Records from a data source

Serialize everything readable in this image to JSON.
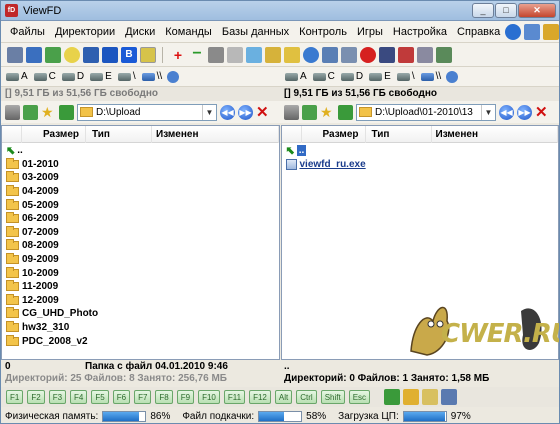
{
  "window": {
    "title": "ViewFD",
    "app_icon_text": "fD"
  },
  "menu": [
    "Файлы",
    "Директории",
    "Диски",
    "Команды",
    "Базы данных",
    "Контроль",
    "Игры",
    "Настройка",
    "Справка"
  ],
  "drives": {
    "left": [
      {
        "label": "A",
        "net": false
      },
      {
        "label": "C",
        "net": false
      },
      {
        "label": "D",
        "net": false
      },
      {
        "label": "E",
        "net": false
      },
      {
        "label": "\\",
        "net": false
      },
      {
        "label": "\\\\",
        "net": true
      }
    ],
    "right": [
      {
        "label": "A",
        "net": false
      },
      {
        "label": "C",
        "net": false
      },
      {
        "label": "D",
        "net": false
      },
      {
        "label": "E",
        "net": false
      },
      {
        "label": "\\",
        "net": false
      },
      {
        "label": "\\\\",
        "net": true
      }
    ]
  },
  "left_panel": {
    "free_space": "[] 9,51 ГБ из 51,56 ГБ свободно",
    "path": "D:\\Upload",
    "columns": {
      "size": "Размер",
      "type": "Тип",
      "modified": "Изменен"
    },
    "up_label": "..",
    "folders": [
      "01-2010",
      "03-2009",
      "04-2009",
      "05-2009",
      "06-2009",
      "07-2009",
      "08-2009",
      "09-2009",
      "10-2009",
      "11-2009",
      "12-2009",
      "CG_UHD_Photo",
      "hw32_310",
      "PDC_2008_v2"
    ],
    "status_left": "0",
    "status_info": "Папка с файл  04.01.2010 9:46",
    "status_summary": "Директорий: 25   Файлов: 8   Занято: 256,76 МБ"
  },
  "right_panel": {
    "free_space": "[] 9,51 ГБ из 51,56 ГБ свободно",
    "path": "D:\\Upload\\01-2010\\13",
    "columns": {
      "size": "Размер",
      "type": "Тип",
      "modified": "Изменен"
    },
    "up_label": "..",
    "file": "viewfd_ru.exe",
    "status_left": "..",
    "status_summary": "Директорий: 0   Файлов: 1   Занято: 1,58 МБ"
  },
  "fkeys": [
    "F1",
    "F2",
    "F3",
    "F4",
    "F5",
    "F6",
    "F7",
    "F8",
    "F9",
    "F10",
    "F11",
    "F12",
    "Alt",
    "Ctrl",
    "Shift",
    "Esc"
  ],
  "meters": [
    {
      "label": "Физическая память:",
      "value": "86%",
      "fraction": 0.86
    },
    {
      "label": "Файл подкачки:",
      "value": "58%",
      "fraction": 0.58
    },
    {
      "label": "Загрузка ЦП:",
      "value": "97%",
      "fraction": 0.97
    }
  ],
  "watermark": {
    "text": "CWER.RU"
  },
  "colors": {
    "selection": "#316ac5",
    "accent_green": "#2e6b2e",
    "meter": "#1f6fc6"
  }
}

- **Work to do**: Copy out the data above exactly, except the pictures.

- **Task response**:
Serialize everything readable in this image to JSON.
{
  "window": {
    "title": "ViewFD",
    "app_icon_text": "fD"
  },
  "menu": [
    "Файлы",
    "Директории",
    "Диски",
    "Команды",
    "Базы данных",
    "Контроль",
    "Игры",
    "Настройка",
    "Справка"
  ],
  "drives": {
    "left": [
      {
        "label": "A",
        "net": false
      },
      {
        "label": "C",
        "net": false
      },
      {
        "label": "D",
        "net": false
      },
      {
        "label": "E",
        "net": false
      },
      {
        "label": "\\",
        "net": false
      },
      {
        "label": "\\\\",
        "net": true
      }
    ],
    "right": [
      {
        "label": "A",
        "net": false
      },
      {
        "label": "C",
        "net": false
      },
      {
        "label": "D",
        "net": false
      },
      {
        "label": "E",
        "net": false
      },
      {
        "label": "\\",
        "net": false
      },
      {
        "label": "\\\\",
        "net": true
      }
    ]
  },
  "left_panel": {
    "free_space": "[] 9,51 ГБ из 51,56 ГБ свободно",
    "path": "D:\\Upload",
    "columns": {
      "size": "Размер",
      "type": "Тип",
      "modified": "Изменен"
    },
    "up_label": "..",
    "folders": [
      "01-2010",
      "03-2009",
      "04-2009",
      "05-2009",
      "06-2009",
      "07-2009",
      "08-2009",
      "09-2009",
      "10-2009",
      "11-2009",
      "12-2009",
      "CG_UHD_Photo",
      "hw32_310",
      "PDC_2008_v2"
    ],
    "status_left": "0",
    "status_info": "Папка с файл  04.01.2010 9:46",
    "status_summary": "Директорий: 25   Файлов: 8   Занято: 256,76 МБ"
  },
  "right_panel": {
    "free_space": "[] 9,51 ГБ из 51,56 ГБ свободно",
    "path": "D:\\Upload\\01-2010\\13",
    "columns": {
      "size": "Размер",
      "type": "Тип",
      "modified": "Изменен"
    },
    "up_label": "..",
    "file": "viewfd_ru.exe",
    "status_left": "..",
    "status_summary": "Директорий: 0   Файлов: 1   Занято: 1,58 МБ"
  },
  "fkeys": [
    "F1",
    "F2",
    "F3",
    "F4",
    "F5",
    "F6",
    "F7",
    "F8",
    "F9",
    "F10",
    "F11",
    "F12",
    "Alt",
    "Ctrl",
    "Shift",
    "Esc"
  ],
  "meters": [
    {
      "label": "Физическая память:",
      "value": "86%",
      "fraction": 0.86
    },
    {
      "label": "Файл подкачки:",
      "value": "58%",
      "fraction": 0.58
    },
    {
      "label": "Загрузка ЦП:",
      "value": "97%",
      "fraction": 0.97
    }
  ],
  "watermark": {
    "text": "CWER.RU"
  },
  "colors": {
    "selection": "#316ac5",
    "accent_green": "#2e6b2e",
    "meter": "#1f6fc6"
  }
}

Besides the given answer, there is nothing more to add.